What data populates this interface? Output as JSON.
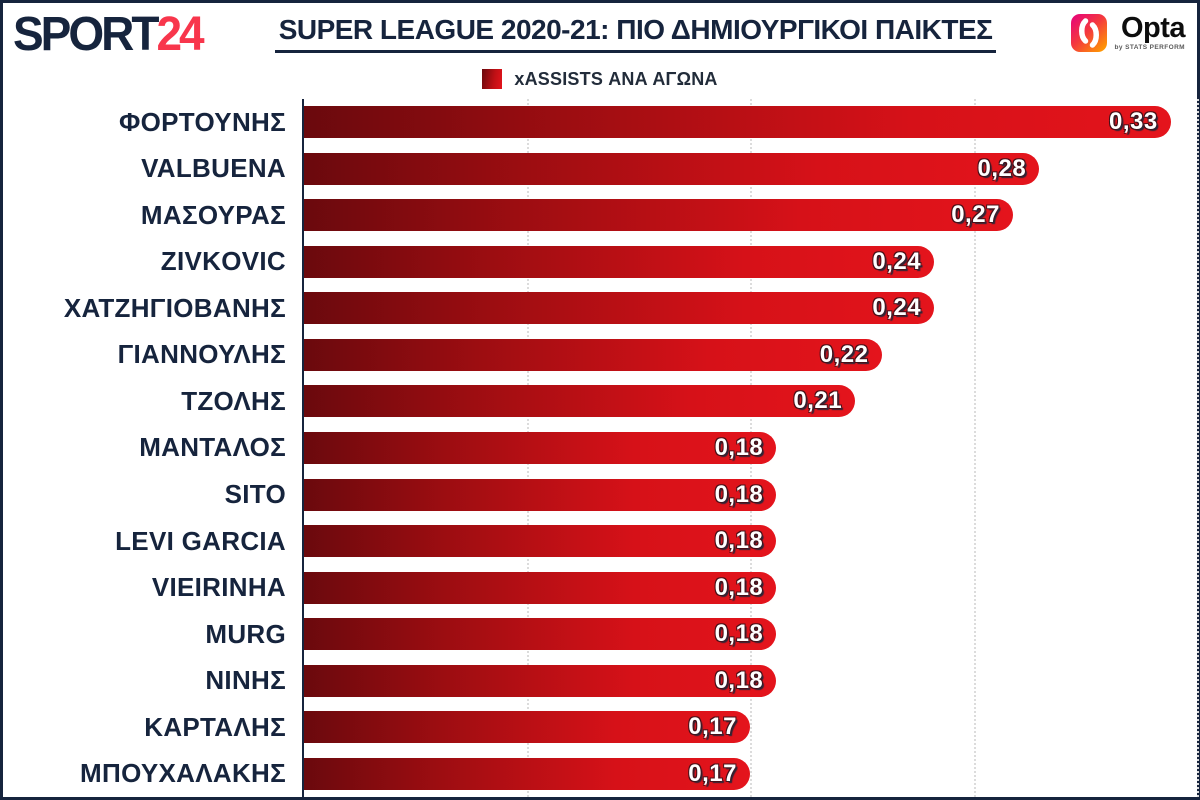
{
  "header": {
    "brand": {
      "part1": "SPORT",
      "part2": "24"
    },
    "title": "SUPER LEAGUE 2020-21: ΠΙΟ ΔΗΜΙΟΥΡΓΙΚΟΙ ΠΑΙΚΤΕΣ",
    "opta": {
      "name": "Opta",
      "byline": "by STATS PERFORM"
    }
  },
  "legend": {
    "label": "xASSISTS ΑΝΑ ΑΓΩΝΑ"
  },
  "chart_data": {
    "type": "bar",
    "orientation": "horizontal",
    "title": "SUPER LEAGUE 2020-21: ΠΙΟ ΔΗΜΙΟΥΡΓΙΚΟΙ ΠΑΙΚΤΕΣ",
    "series_name": "xASSISTS ΑΝΑ ΑΓΩΝΑ",
    "xlim": [
      0,
      0.34
    ],
    "gridlines": [
      0.085,
      0.17,
      0.255,
      0.34
    ],
    "grid": "dotted-vertical",
    "legend_position": "top-center",
    "categories": [
      "ΦΟΡΤΟΥΝΗΣ",
      "VALBUENA",
      "ΜΑΣΟΥΡΑΣ",
      "ZIVKOVIC",
      "ΧΑΤΖΗΓΙΟΒΑΝΗΣ",
      "ΓΙΑΝΝΟΥΛΗΣ",
      "ΤΖΟΛΗΣ",
      "ΜΑΝΤΑΛΟΣ",
      "SITO",
      "LEVI GARCIA",
      "VIEIRINHA",
      "MURG",
      "ΝΙΝΗΣ",
      "ΚΑΡΤΑΛΗΣ",
      "ΜΠΟΥΧΑΛΑΚΗΣ"
    ],
    "values": [
      0.33,
      0.28,
      0.27,
      0.24,
      0.24,
      0.22,
      0.21,
      0.18,
      0.18,
      0.18,
      0.18,
      0.18,
      0.18,
      0.17,
      0.17
    ],
    "players": [
      {
        "name": "ΦΟΡΤΟΥΝΗΣ",
        "value": 0.33,
        "label": "0,33"
      },
      {
        "name": "VALBUENA",
        "value": 0.28,
        "label": "0,28"
      },
      {
        "name": "ΜΑΣΟΥΡΑΣ",
        "value": 0.27,
        "label": "0,27"
      },
      {
        "name": "ZIVKOVIC",
        "value": 0.24,
        "label": "0,24"
      },
      {
        "name": "ΧΑΤΖΗΓΙΟΒΑΝΗΣ",
        "value": 0.24,
        "label": "0,24"
      },
      {
        "name": "ΓΙΑΝΝΟΥΛΗΣ",
        "value": 0.22,
        "label": "0,22"
      },
      {
        "name": "ΤΖΟΛΗΣ",
        "value": 0.21,
        "label": "0,21"
      },
      {
        "name": "ΜΑΝΤΑΛΟΣ",
        "value": 0.18,
        "label": "0,18"
      },
      {
        "name": "SITO",
        "value": 0.18,
        "label": "0,18"
      },
      {
        "name": "LEVI GARCIA",
        "value": 0.18,
        "label": "0,18"
      },
      {
        "name": "VIEIRINHA",
        "value": 0.18,
        "label": "0,18"
      },
      {
        "name": "MURG",
        "value": 0.18,
        "label": "0,18"
      },
      {
        "name": "ΝΙΝΗΣ",
        "value": 0.18,
        "label": "0,18"
      },
      {
        "name": "ΚΑΡΤΑΛΗΣ",
        "value": 0.17,
        "label": "0,17"
      },
      {
        "name": "ΜΠΟΥΧΑΛΑΚΗΣ",
        "value": 0.17,
        "label": "0,17"
      }
    ],
    "colors": {
      "bar_gradient_start": "#6a090d",
      "bar_gradient_end": "#e4141c",
      "label_navy": "#16243d",
      "brand_red": "#f8364c",
      "value_text": "#ffffff"
    }
  }
}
________________________________________
**Goal**
Your task is to set down the records shown above exactly, minus any pictures.

**Finished answer**
What data populates this interface? Output as JSON.
{
  "header": {
    "brand": {
      "part1": "SPORT",
      "part2": "24"
    },
    "title": "SUPER LEAGUE 2020-21: ΠΙΟ ΔΗΜΙΟΥΡΓΙΚΟΙ ΠΑΙΚΤΕΣ",
    "opta": {
      "name": "Opta",
      "byline": "by STATS PERFORM"
    }
  },
  "legend": {
    "label": "xASSISTS ΑΝΑ ΑΓΩΝΑ"
  },
  "chart_data": {
    "type": "bar",
    "orientation": "horizontal",
    "title": "SUPER LEAGUE 2020-21: ΠΙΟ ΔΗΜΙΟΥΡΓΙΚΟΙ ΠΑΙΚΤΕΣ",
    "series_name": "xASSISTS ΑΝΑ ΑΓΩΝΑ",
    "xlim": [
      0,
      0.34
    ],
    "gridlines": [
      0.085,
      0.17,
      0.255,
      0.34
    ],
    "grid": "dotted-vertical",
    "legend_position": "top-center",
    "categories": [
      "ΦΟΡΤΟΥΝΗΣ",
      "VALBUENA",
      "ΜΑΣΟΥΡΑΣ",
      "ZIVKOVIC",
      "ΧΑΤΖΗΓΙΟΒΑΝΗΣ",
      "ΓΙΑΝΝΟΥΛΗΣ",
      "ΤΖΟΛΗΣ",
      "ΜΑΝΤΑΛΟΣ",
      "SITO",
      "LEVI GARCIA",
      "VIEIRINHA",
      "MURG",
      "ΝΙΝΗΣ",
      "ΚΑΡΤΑΛΗΣ",
      "ΜΠΟΥΧΑΛΑΚΗΣ"
    ],
    "values": [
      0.33,
      0.28,
      0.27,
      0.24,
      0.24,
      0.22,
      0.21,
      0.18,
      0.18,
      0.18,
      0.18,
      0.18,
      0.18,
      0.17,
      0.17
    ],
    "players": [
      {
        "name": "ΦΟΡΤΟΥΝΗΣ",
        "value": 0.33,
        "label": "0,33"
      },
      {
        "name": "VALBUENA",
        "value": 0.28,
        "label": "0,28"
      },
      {
        "name": "ΜΑΣΟΥΡΑΣ",
        "value": 0.27,
        "label": "0,27"
      },
      {
        "name": "ZIVKOVIC",
        "value": 0.24,
        "label": "0,24"
      },
      {
        "name": "ΧΑΤΖΗΓΙΟΒΑΝΗΣ",
        "value": 0.24,
        "label": "0,24"
      },
      {
        "name": "ΓΙΑΝΝΟΥΛΗΣ",
        "value": 0.22,
        "label": "0,22"
      },
      {
        "name": "ΤΖΟΛΗΣ",
        "value": 0.21,
        "label": "0,21"
      },
      {
        "name": "ΜΑΝΤΑΛΟΣ",
        "value": 0.18,
        "label": "0,18"
      },
      {
        "name": "SITO",
        "value": 0.18,
        "label": "0,18"
      },
      {
        "name": "LEVI GARCIA",
        "value": 0.18,
        "label": "0,18"
      },
      {
        "name": "VIEIRINHA",
        "value": 0.18,
        "label": "0,18"
      },
      {
        "name": "MURG",
        "value": 0.18,
        "label": "0,18"
      },
      {
        "name": "ΝΙΝΗΣ",
        "value": 0.18,
        "label": "0,18"
      },
      {
        "name": "ΚΑΡΤΑΛΗΣ",
        "value": 0.17,
        "label": "0,17"
      },
      {
        "name": "ΜΠΟΥΧΑΛΑΚΗΣ",
        "value": 0.17,
        "label": "0,17"
      }
    ],
    "colors": {
      "bar_gradient_start": "#6a090d",
      "bar_gradient_end": "#e4141c",
      "label_navy": "#16243d",
      "brand_red": "#f8364c",
      "value_text": "#ffffff"
    }
  }
}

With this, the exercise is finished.